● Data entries
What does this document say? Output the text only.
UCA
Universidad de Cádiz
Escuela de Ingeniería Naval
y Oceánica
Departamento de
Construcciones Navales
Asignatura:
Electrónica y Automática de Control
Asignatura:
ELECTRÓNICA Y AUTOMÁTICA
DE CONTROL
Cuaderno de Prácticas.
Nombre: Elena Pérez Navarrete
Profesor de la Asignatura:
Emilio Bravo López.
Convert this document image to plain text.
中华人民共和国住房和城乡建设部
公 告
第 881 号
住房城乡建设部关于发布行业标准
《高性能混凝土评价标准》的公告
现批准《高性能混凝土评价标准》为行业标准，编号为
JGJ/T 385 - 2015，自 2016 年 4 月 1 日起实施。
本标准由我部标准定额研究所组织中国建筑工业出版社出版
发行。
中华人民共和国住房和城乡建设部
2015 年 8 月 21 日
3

● What to do
Using the entries above, tally how many lines have the word "高性能混凝土评价标准" in them; write the number and nothing more.

● Reply to the exercise
2